## Stated problem
Below are the records. List every line holding the word "Пальшина".

•••••

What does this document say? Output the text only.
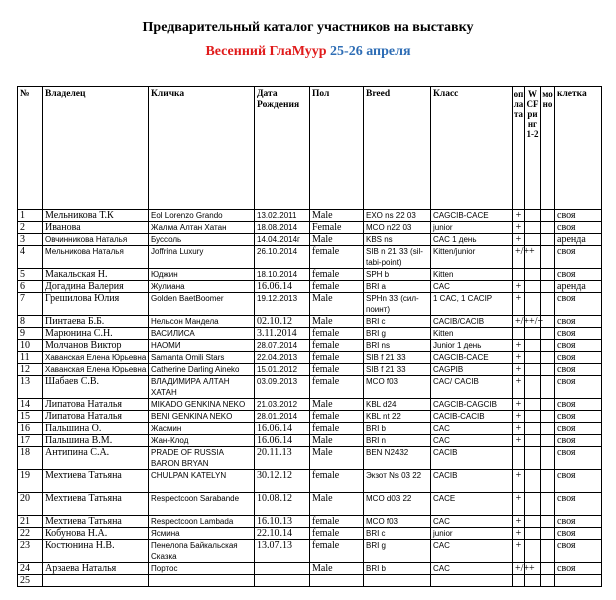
Предварительный каталог участников на выставку
Весенний ГлаМуур 25-26 апреля
№	Владелец	Кличка	Дата Рождения	Пол	Breed	Класс	оплата	WCF ринг 1-2	моно	клетка
1	Мельникова Т.К	Eol Lorenzo Grando	13.02.2011	Male	EXO ns 22 03	CAGCIB-CACE	+			своя
2	Иванова	Жалма Алтан Хатан	18.08.2014	Female	MCO n22 03	junior	+			своя
3	Овчинникова Наталья	Буссоль	14.04.2014г	Male	KBS ns	CAC 1 день	+			аренда
4	Мельникова Наталья	Joffrina Luxury	26.10.2014	female	SIB n 21 33 (sil-tabi-point)	Kitten/junior	+/++			своя
5	Макальская Н.	Юджин	18.10.2014	female	SPH b	Kitten				своя
6	Догадина Валерия	Жулиана	16.06.14	female	BRI a	CAC	+			аренда
7	Грешилова Юлия	Golden BaetBoomer	19.12.2013	Male	SPHn 33 (сил-поинт)	1 CAC, 1 CACIP	+			своя
8	Пинтаева Б.Б.	Нельсон Мандела	02.10.12	Male	BRI c	CACIB/CACIB	+/++/+			своя
9	Марюнина С.Н.	ВАСИЛИСА	3.11.2014	female	BRI g	Kitten				своя
10	Молчанов Виктор	НАОМИ	28.07.2014	female	BRI ns	Junior 1 день	+			своя
11	Хаванская Елена Юрьевна	Samanta Omili Stars	22.04.2013	female	SIB f 21 33	CAGCIB-CACE	+			своя
12	Хаванская Елена Юрьевна	Catherine Darling Aineko	15.01.2012	female	SIB f 21 33	CAGPIB	+			своя
13	Шабаев С.В.	ВЛАДИМИРА АЛТАН ХАТАН	03.09.2013	female	MCO f03	CAC/ CACIB	+			своя
14	Липатова Наталья	MIKADO GENKINA NEKO	21.03.2012	Male	KBL d24	CAGCIB-CAGCIB	+			своя
15	Липатова Наталья	BENI GENKINA NEKO	28.01.2014	female	KBL nt 22	CACIB-CACIB	+			своя
16	Пальшина О.	Жасмин	16.06.14	female	BRI b	CAC	+			своя
17	Пальшина В.М.	Жан-Клод	16.06.14	Male	BRI n	CAC	+			своя
18	Антипина С.А.	PRADE OF RUSSIA BARON BRYAN	20.11.13	Male	BEN N2432	CACIB				своя
19	Мехтиева Татьяна	CHULPAN KATELYN	30.12.12	female	Экзот Ns 03 22	CACIB	+			своя
20	Мехтиева Татьяна	Respectcoon Sarabande	10.08.12	Male	MCO d03 22	CACE	+			своя
21	Мехтиева Татьяна	Respectcoon Lambada	16.10.13	female	MCO f03	CAC	+			своя
22	Кобунова Н.А.	Ясмина	22.10.14	female	BRI c	junior	+			своя
23	Костюнина Н.В.	Пенелопа Байкальская Сказка	13.07.13	female	BRI g	CAC	+			своя
24	Арзаева Наталья	Портос		Male	BRI b	CAC	+/++			своя
25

•••••

## Answer to the task
16	Пальшина О.	Жасмин	16.06.14	female	BRI b	CAC	+			своя
17	Пальшина В.М.	Жан-Клод	16.06.14	Male	BRI n	CAC	+			своя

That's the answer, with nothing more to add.